Write out all entries word for word.

(Saved entries)
______________________________

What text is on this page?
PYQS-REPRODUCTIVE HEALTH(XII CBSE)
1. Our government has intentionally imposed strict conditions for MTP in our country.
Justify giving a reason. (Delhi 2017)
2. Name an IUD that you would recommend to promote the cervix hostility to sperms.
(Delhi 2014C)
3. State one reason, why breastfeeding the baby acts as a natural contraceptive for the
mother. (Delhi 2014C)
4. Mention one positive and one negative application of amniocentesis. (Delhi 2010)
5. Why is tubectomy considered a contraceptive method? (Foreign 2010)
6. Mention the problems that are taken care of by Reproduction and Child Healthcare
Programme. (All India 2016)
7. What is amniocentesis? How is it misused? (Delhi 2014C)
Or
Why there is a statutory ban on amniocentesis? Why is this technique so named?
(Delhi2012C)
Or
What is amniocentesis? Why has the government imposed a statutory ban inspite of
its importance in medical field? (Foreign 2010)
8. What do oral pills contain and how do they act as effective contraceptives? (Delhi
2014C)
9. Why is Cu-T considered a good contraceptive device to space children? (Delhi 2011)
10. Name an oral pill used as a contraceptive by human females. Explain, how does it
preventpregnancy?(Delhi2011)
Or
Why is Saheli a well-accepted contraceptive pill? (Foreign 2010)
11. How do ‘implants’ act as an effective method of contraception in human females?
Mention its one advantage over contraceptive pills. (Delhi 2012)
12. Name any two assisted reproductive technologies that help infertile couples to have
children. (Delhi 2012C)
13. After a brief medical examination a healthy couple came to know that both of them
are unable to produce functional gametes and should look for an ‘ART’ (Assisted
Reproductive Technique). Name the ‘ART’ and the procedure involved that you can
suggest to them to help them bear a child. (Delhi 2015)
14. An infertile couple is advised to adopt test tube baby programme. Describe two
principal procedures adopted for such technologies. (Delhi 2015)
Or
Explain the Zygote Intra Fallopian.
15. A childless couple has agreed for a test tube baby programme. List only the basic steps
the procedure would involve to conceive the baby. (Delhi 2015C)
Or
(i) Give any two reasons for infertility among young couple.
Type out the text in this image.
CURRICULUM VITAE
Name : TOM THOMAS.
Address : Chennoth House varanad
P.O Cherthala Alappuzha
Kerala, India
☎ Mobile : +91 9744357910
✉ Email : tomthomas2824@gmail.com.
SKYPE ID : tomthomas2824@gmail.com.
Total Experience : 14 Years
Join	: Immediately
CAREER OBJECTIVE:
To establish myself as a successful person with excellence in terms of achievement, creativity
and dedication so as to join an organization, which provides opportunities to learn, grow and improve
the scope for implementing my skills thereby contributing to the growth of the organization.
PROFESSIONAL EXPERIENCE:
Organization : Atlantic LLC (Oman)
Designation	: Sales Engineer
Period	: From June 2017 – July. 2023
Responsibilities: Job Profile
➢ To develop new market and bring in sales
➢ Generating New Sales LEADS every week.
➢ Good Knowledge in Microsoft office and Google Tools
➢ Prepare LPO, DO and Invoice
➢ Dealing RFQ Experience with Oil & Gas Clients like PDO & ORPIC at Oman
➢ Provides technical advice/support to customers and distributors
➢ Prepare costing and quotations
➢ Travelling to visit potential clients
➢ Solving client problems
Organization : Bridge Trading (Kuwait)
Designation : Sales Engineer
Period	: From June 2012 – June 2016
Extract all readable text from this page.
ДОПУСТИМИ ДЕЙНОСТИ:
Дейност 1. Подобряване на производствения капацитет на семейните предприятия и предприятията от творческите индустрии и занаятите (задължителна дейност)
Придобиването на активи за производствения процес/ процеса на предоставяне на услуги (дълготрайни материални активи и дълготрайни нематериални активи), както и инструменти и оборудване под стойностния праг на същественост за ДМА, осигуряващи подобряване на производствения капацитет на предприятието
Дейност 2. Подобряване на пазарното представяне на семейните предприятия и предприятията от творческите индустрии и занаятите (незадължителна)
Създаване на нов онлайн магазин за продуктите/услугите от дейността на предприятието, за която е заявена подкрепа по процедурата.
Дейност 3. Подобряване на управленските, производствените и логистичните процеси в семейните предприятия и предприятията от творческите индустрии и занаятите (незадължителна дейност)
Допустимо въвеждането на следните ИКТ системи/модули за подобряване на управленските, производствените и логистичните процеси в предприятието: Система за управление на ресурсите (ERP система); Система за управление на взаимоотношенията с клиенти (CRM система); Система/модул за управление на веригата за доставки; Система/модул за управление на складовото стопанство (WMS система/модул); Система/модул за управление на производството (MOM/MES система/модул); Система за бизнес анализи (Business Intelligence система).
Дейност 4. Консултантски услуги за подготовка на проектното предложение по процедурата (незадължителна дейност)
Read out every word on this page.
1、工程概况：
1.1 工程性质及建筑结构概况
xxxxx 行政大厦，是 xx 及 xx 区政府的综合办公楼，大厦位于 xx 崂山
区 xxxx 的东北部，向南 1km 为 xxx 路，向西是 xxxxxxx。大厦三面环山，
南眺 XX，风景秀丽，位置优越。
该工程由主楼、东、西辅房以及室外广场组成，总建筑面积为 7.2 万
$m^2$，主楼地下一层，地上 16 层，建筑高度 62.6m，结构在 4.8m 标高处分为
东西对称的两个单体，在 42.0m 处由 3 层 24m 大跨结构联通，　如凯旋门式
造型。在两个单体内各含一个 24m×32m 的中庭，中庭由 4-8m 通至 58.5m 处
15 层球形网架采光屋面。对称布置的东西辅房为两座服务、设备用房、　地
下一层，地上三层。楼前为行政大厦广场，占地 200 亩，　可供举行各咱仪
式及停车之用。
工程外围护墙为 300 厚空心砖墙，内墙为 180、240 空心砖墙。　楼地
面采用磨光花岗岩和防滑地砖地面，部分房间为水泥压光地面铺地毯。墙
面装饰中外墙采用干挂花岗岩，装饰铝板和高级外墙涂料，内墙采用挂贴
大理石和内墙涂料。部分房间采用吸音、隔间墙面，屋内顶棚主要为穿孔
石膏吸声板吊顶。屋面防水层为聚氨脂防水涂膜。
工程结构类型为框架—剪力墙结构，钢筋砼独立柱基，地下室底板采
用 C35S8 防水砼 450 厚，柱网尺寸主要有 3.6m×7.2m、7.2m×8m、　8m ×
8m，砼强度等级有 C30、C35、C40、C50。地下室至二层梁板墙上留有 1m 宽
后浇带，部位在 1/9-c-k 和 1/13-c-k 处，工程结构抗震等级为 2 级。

______________________________

= RESPONSE TO THIS TASK =
What text is on this page?
PYQS-REPRODUCTIVE HEALTH(XII CBSE)
1. Our government has intentionally imposed strict conditions for MTP in our country.
Justify giving a reason. (Delhi 2017)
2. Name an IUD that you would recommend to promote the cervix hostility to sperms.
(Delhi 2014C)
3. State one reason, why breastfeeding the baby acts as a natural contraceptive for the
mother. (Delhi 2014C)
4. Mention one positive and one negative application of amniocentesis. (Delhi 2010)
5. Why is tubectomy considered a contraceptive method? (Foreign 2010)
6. Mention the problems that are taken care of by Reproduction and Child Healthcare
Programme. (All India 2016)
7. What is amniocentesis? How is it misused? (Delhi 2014C)
Or
Why there is a statutory ban on amniocentesis? Why is this technique so named?
(Delhi2012C)
Or
What is amniocentesis? Why has the government imposed a statutory ban inspite of
its importance in medical field? (Foreign 2010)
8. What do oral pills contain and how do they act as effective contraceptives? (Delhi
2014C)
9. Why is Cu-T considered a good contraceptive device to space children? (Delhi 2011)
10. Name an oral pill used as a contraceptive by human females. Explain, how does it
preventpregnancy?(Delhi2011)
Or
Why is Saheli a well-accepted contraceptive pill? (Foreign 2010)
11. How do ‘implants’ act as an effective method of contraception in human females?
Mention its one advantage over contraceptive pills. (Delhi 2012)
12. Name any two assisted reproductive technologies that help infertile couples to have
children. (Delhi 2012C)
13. After a brief medical examination a healthy couple came to know that both of them
are unable to produce functional gametes and should look for an ‘ART’ (Assisted
Reproductive Technique). Name the ‘ART’ and the procedure involved that you can
suggest to them to help them bear a child. (Delhi 2015)
14. An infertile couple is advised to adopt test tube baby programme. Describe two
principal procedures adopted for such technologies. (Delhi 2015)
Or
Explain the Zygote Intra Fallopian.
15. A childless couple has agreed for a test tube baby programme. List only the basic steps
the procedure would involve to conceive the baby. (Delhi 2015C)
Or
(i) Give any two reasons for infertility among young couple.
Type out the text in this image.
CURRICULUM VITAE
Name : TOM THOMAS.
Address : Chennoth House varanad
P.O Cherthala Alappuzha
Kerala, India
☎ Mobile : +91 9744357910
✉ Email : tomthomas2824@gmail.com.
SKYPE ID : tomthomas2824@gmail.com.
Total Experience : 14 Years
Join	: Immediately
CAREER OBJECTIVE:
To establish myself as a successful person with excellence in terms of achievement, creativity
and dedication so as to join an organization, which provides opportunities to learn, grow and improve
the scope for implementing my skills thereby contributing to the growth of the organization.
PROFESSIONAL EXPERIENCE:
Organization : Atlantic LLC (Oman)
Designation	: Sales Engineer
Period	: From June 2017 – July. 2023
Responsibilities: Job Profile
➢ To develop new market and bring in sales
➢ Generating New Sales LEADS every week.
➢ Good Knowledge in Microsoft office and Google Tools
➢ Prepare LPO, DO and Invoice
➢ Dealing RFQ Experience with Oil & Gas Clients like PDO & ORPIC at Oman
➢ Provides technical advice/support to customers and distributors
➢ Prepare costing and quotations
➢ Travelling to visit potential clients
➢ Solving client problems
Organization : Bridge Trading (Kuwait)
Designation : Sales Engineer
Period	: From June 2012 – June 2016
Extract all readable text from this page.
ДОПУСТИМИ ДЕЙНОСТИ:
Дейност 1. Подобряване на производствения капацитет на семейните предприятия и предприятията от творческите индустрии и занаятите (задължителна дейност)
Придобиването на активи за производствения процес/ процеса на предоставяне на услуги (дълготрайни материални активи и дълготрайни нематериални активи), както и инструменти и оборудване под стойностния праг на същественост за ДМА, осигуряващи подобряване на производствения капацитет на предприятието
Дейност 2. Подобряване на пазарното представяне на семейните предприятия и предприятията от творческите индустрии и занаятите (незадължителна)
Създаване на нов онлайн магазин за продуктите/услугите от дейността на предприятието, за която е заявена подкрепа по процедурата.
Дейност 3. Подобряване на управленските, производствените и логистичните процеси в семейните предприятия и предприятията от творческите индустрии и занаятите (незадължителна дейност)
Допустимо въвеждането на следните ИКТ системи/модули за подобряване на управленските, производствените и логистичните процеси в предприятието: Система за управление на ресурсите (ERP система); Система за управление на взаимоотношенията с клиенти (CRM система); Система/модул за управление на веригата за доставки; Система/модул за управление на складовото стопанство (WMS система/модул); Система/модул за управление на производството (MOM/MES система/модул); Система за бизнес анализи (Business Intelligence система).
Дейност 4. Консултантски услуги за подготовка на проектното предложение по процедурата (незадължителна дейност)
Read out every word on this page.
1、工程概况：
1.1 工程性质及建筑结构概况
xxxxx 行政大厦，是 xx 及 xx 区政府的综合办公楼，大厦位于 xx 崂山
区 xxxx 的东北部，向南 1km 为 xxx 路，向西是 xxxxxxx。大厦三面环山，
南眺 XX，风景秀丽，位置优越。
该工程由主楼、东、西辅房以及室外广场组成，总建筑面积为 7.2 万
$m^2$，主楼地下一层，地上 16 层，建筑高度 62.6m，结构在 4.8m 标高处分为
东西对称的两个单体，在 42.0m 处由 3 层 24m 大跨结构联通，　如凯旋门式
造型。在两个单体内各含一个 24m×32m 的中庭，中庭由 4-8m 通至 58.5m 处
15 层球形网架采光屋面。对称布置的东西辅房为两座服务、设备用房、　地
下一层，地上三层。楼前为行政大厦广场，占地 200 亩，　可供举行各咱仪
式及停车之用。
工程外围护墙为 300 厚空心砖墙，内墙为 180、240 空心砖墙。　楼地
面采用磨光花岗岩和防滑地砖地面，部分房间为水泥压光地面铺地毯。墙
面装饰中外墙采用干挂花岗岩，装饰铝板和高级外墙涂料，内墙采用挂贴
大理石和内墙涂料。部分房间采用吸音、隔间墙面，屋内顶棚主要为穿孔
石膏吸声板吊顶。屋面防水层为聚氨脂防水涂膜。
工程结构类型为框架—剪力墙结构，钢筋砼独立柱基，地下室底板采
用 C35S8 防水砼 450 厚，柱网尺寸主要有 3.6m×7.2m、7.2m×8m、　8m ×
8m，砼强度等级有 C30、C35、C40、C50。地下室至二层梁板墙上留有 1m 宽
后浇带，部位在 1/9-c-k 和 1/13-c-k 处，工程结构抗震等级为 2 级。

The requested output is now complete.